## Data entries
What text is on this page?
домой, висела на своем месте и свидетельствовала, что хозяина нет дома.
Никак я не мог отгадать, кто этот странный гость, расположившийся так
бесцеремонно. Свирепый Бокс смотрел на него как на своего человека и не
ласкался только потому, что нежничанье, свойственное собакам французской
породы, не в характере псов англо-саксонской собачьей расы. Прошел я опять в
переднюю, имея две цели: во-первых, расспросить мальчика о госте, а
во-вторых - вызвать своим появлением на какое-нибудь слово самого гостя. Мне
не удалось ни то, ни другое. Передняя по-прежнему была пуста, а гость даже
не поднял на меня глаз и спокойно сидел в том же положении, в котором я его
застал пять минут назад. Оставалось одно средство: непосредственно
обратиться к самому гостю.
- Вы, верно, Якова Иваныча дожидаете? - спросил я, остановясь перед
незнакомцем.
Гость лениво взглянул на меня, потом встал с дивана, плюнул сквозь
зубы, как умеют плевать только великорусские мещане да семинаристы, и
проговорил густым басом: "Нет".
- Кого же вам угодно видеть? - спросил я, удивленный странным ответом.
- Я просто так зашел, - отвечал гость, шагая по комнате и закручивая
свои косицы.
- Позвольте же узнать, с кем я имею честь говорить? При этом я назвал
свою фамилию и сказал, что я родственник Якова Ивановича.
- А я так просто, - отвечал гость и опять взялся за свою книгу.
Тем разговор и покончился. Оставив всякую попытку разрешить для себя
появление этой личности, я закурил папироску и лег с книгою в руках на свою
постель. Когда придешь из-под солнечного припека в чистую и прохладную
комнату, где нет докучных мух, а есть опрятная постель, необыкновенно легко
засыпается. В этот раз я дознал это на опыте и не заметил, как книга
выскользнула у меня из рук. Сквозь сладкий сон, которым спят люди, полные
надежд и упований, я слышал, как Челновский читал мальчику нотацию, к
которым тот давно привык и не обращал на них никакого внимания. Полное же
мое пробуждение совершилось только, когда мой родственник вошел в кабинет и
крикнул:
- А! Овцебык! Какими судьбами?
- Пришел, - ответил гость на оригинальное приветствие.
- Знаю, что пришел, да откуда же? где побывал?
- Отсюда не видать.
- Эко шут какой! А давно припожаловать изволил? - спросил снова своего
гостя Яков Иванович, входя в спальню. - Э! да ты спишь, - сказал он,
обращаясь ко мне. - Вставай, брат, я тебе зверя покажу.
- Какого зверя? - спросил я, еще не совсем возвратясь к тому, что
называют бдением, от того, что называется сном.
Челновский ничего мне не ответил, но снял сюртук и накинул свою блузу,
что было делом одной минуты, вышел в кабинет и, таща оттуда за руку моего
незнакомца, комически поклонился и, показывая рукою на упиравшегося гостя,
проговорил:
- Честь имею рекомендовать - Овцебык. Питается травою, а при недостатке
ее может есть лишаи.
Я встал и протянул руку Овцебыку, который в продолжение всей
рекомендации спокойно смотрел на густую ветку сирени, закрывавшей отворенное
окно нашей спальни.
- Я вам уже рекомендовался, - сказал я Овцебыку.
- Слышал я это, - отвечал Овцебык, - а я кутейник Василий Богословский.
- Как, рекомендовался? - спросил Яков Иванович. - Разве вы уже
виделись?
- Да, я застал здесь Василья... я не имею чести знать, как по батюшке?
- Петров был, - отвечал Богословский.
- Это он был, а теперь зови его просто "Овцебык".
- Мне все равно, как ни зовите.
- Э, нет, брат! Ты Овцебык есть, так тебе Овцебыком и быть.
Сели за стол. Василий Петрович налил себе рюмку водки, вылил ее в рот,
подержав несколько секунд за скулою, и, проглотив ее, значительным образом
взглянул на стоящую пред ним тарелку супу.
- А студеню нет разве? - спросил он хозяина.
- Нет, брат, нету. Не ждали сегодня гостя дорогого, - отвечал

## EXERCISE PROMPT
Repeat every record, keeping each word and mark exactly as it is.

## OUTPUT
What text is on this page?
домой, висела на своем месте и свидетельствовала, что хозяина нет дома.
Никак я не мог отгадать, кто этот странный гость, расположившийся так
бесцеремонно. Свирепый Бокс смотрел на него как на своего человека и не
ласкался только потому, что нежничанье, свойственное собакам французской
породы, не в характере псов англо-саксонской собачьей расы. Прошел я опять в
переднюю, имея две цели: во-первых, расспросить мальчика о госте, а
во-вторых - вызвать своим появлением на какое-нибудь слово самого гостя. Мне
не удалось ни то, ни другое. Передняя по-прежнему была пуста, а гость даже
не поднял на меня глаз и спокойно сидел в том же положении, в котором я его
застал пять минут назад. Оставалось одно средство: непосредственно
обратиться к самому гостю.
- Вы, верно, Якова Иваныча дожидаете? - спросил я, остановясь перед
незнакомцем.
Гость лениво взглянул на меня, потом встал с дивана, плюнул сквозь
зубы, как умеют плевать только великорусские мещане да семинаристы, и
проговорил густым басом: "Нет".
- Кого же вам угодно видеть? - спросил я, удивленный странным ответом.
- Я просто так зашел, - отвечал гость, шагая по комнате и закручивая
свои косицы.
- Позвольте же узнать, с кем я имею честь говорить? При этом я назвал
свою фамилию и сказал, что я родственник Якова Ивановича.
- А я так просто, - отвечал гость и опять взялся за свою книгу.
Тем разговор и покончился. Оставив всякую попытку разрешить для себя
появление этой личности, я закурил папироску и лег с книгою в руках на свою
постель. Когда придешь из-под солнечного припека в чистую и прохладную
комнату, где нет докучных мух, а есть опрятная постель, необыкновенно легко
засыпается. В этот раз я дознал это на опыте и не заметил, как книга
выскользнула у меня из рук. Сквозь сладкий сон, которым спят люди, полные
надежд и упований, я слышал, как Челновский читал мальчику нотацию, к
которым тот давно привык и не обращал на них никакого внимания. Полное же
мое пробуждение совершилось только, когда мой родственник вошел в кабинет и
крикнул:
- А! Овцебык! Какими судьбами?
- Пришел, - ответил гость на оригинальное приветствие.
- Знаю, что пришел, да откуда же? где побывал?
- Отсюда не видать.
- Эко шут какой! А давно припожаловать изволил? - спросил снова своего
гостя Яков Иванович, входя в спальню. - Э! да ты спишь, - сказал он,
обращаясь ко мне. - Вставай, брат, я тебе зверя покажу.
- Какого зверя? - спросил я, еще не совсем возвратясь к тому, что
называют бдением, от того, что называется сном.
Челновский ничего мне не ответил, но снял сюртук и накинул свою блузу,
что было делом одной минуты, вышел в кабинет и, таща оттуда за руку моего
незнакомца, комически поклонился и, показывая рукою на упиравшегося гостя,
проговорил:
- Честь имею рекомендовать - Овцебык. Питается травою, а при недостатке
ее может есть лишаи.
Я встал и протянул руку Овцебыку, который в продолжение всей
рекомендации спокойно смотрел на густую ветку сирени, закрывавшей отворенное
окно нашей спальни.
- Я вам уже рекомендовался, - сказал я Овцебыку.
- Слышал я это, - отвечал Овцебык, - а я кутейник Василий Богословский.
- Как, рекомендовался? - спросил Яков Иванович. - Разве вы уже
виделись?
- Да, я застал здесь Василья... я не имею чести знать, как по батюшке?
- Петров был, - отвечал Богословский.
- Это он был, а теперь зови его просто "Овцебык".
- Мне все равно, как ни зовите.
- Э, нет, брат! Ты Овцебык есть, так тебе Овцебыком и быть.
Сели за стол. Василий Петрович налил себе рюмку водки, вылил ее в рот,
подержав несколько секунд за скулою, и, проглотив ее, значительным образом
взглянул на стоящую пред ним тарелку супу.
- А студеню нет разве? - спросил он хозяина.
- Нет, брат, нету. Не ждали сегодня гостя дорогого, - отвечал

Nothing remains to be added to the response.